● Figure data in JSON:
....................
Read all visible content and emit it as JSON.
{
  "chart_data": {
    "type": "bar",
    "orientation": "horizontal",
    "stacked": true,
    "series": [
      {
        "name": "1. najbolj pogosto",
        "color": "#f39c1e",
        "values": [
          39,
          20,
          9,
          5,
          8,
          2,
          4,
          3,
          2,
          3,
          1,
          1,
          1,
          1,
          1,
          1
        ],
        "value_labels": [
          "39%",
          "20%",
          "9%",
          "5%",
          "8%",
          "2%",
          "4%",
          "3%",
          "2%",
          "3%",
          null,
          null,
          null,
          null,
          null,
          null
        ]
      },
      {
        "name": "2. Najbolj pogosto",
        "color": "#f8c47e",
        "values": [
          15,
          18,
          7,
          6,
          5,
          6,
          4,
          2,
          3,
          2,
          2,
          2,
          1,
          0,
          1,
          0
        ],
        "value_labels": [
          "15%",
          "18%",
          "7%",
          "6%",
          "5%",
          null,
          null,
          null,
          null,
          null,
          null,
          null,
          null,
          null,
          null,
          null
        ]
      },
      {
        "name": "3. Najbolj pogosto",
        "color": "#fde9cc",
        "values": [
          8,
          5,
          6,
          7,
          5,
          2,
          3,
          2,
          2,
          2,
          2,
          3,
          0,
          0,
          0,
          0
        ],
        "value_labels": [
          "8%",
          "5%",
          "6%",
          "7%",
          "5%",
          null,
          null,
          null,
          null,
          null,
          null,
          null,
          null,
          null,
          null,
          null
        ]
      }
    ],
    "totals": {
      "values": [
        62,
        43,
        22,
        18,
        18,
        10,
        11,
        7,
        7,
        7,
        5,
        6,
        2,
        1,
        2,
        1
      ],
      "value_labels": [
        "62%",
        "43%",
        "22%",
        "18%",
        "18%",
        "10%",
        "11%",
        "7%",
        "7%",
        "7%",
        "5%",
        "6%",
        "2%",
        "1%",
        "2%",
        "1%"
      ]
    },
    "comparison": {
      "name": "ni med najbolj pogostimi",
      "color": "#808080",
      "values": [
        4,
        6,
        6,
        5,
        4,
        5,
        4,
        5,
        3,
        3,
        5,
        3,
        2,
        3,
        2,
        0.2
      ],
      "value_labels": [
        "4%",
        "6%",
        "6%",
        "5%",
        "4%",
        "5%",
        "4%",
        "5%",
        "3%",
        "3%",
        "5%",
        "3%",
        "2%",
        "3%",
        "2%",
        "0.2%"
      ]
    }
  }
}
....................
● DO THIS: All of the material above needs to be retyped word for word.

● RESULT OF THIS TASK:
Read all visible content and emit it as JSON.
{
  "chart_data": {
    "type": "bar",
    "orientation": "horizontal",
    "stacked": true,
    "series": [
      {
        "name": "1. najbolj pogosto",
        "color": "#f39c1e",
        "values": [
          39,
          20,
          9,
          5,
          8,
          2,
          4,
          3,
          2,
          3,
          1,
          1,
          1,
          1,
          1,
          1
        ],
        "value_labels": [
          "39%",
          "20%",
          "9%",
          "5%",
          "8%",
          "2%",
          "4%",
          "3%",
          "2%",
          "3%",
          null,
          null,
          null,
          null,
          null,
          null
        ]
      },
      {
        "name": "2. Najbolj pogosto",
        "color": "#f8c47e",
        "values": [
          15,
          18,
          7,
          6,
          5,
          6,
          4,
          2,
          3,
          2,
          2,
          2,
          1,
          0,
          1,
          0
        ],
        "value_labels": [
          "15%",
          "18%",
          "7%",
          "6%",
          "5%",
          null,
          null,
          null,
          null,
          null,
          null,
          null,
          null,
          null,
          null,
          null
        ]
      },
      {
        "name": "3. Najbolj pogosto",
        "color": "#fde9cc",
        "values": [
          8,
          5,
          6,
          7,
          5,
          2,
          3,
          2,
          2,
          2,
          2,
          3,
          0,
          0,
          0,
          0
        ],
        "value_labels": [
          "8%",
          "5%",
          "6%",
          "7%",
          "5%",
          null,
          null,
          null,
          null,
          null,
          null,
          null,
          null,
          null,
          null,
          null
        ]
      }
    ],
    "totals": {
      "values": [
        62,
        43,
        22,
        18,
        18,
        10,
        11,
        7,
        7,
        7,
        5,
        6,
        2,
        1,
        2,
        1
      ],
      "value_labels": [
        "62%",
        "43%",
        "22%",
        "18%",
        "18%",
        "10%",
        "11%",
        "7%",
        "7%",
        "7%",
        "5%",
        "6%",
        "2%",
        "1%",
        "2%",
        "1%"
      ]
    },
    "comparison": {
      "name": "ni med najbolj pogostimi",
      "color": "#808080",
      "values": [
        4,
        6,
        6,
        5,
        4,
        5,
        4,
        5,
        3,
        3,
        5,
        3,
        2,
        3,
        2,
        0.2
      ],
      "value_labels": [
        "4%",
        "6%",
        "6%",
        "5%",
        "4%",
        "5%",
        "4%",
        "5%",
        "3%",
        "3%",
        "5%",
        "3%",
        "2%",
        "3%",
        "2%",
        "0.2%"
      ]
    }
  }
}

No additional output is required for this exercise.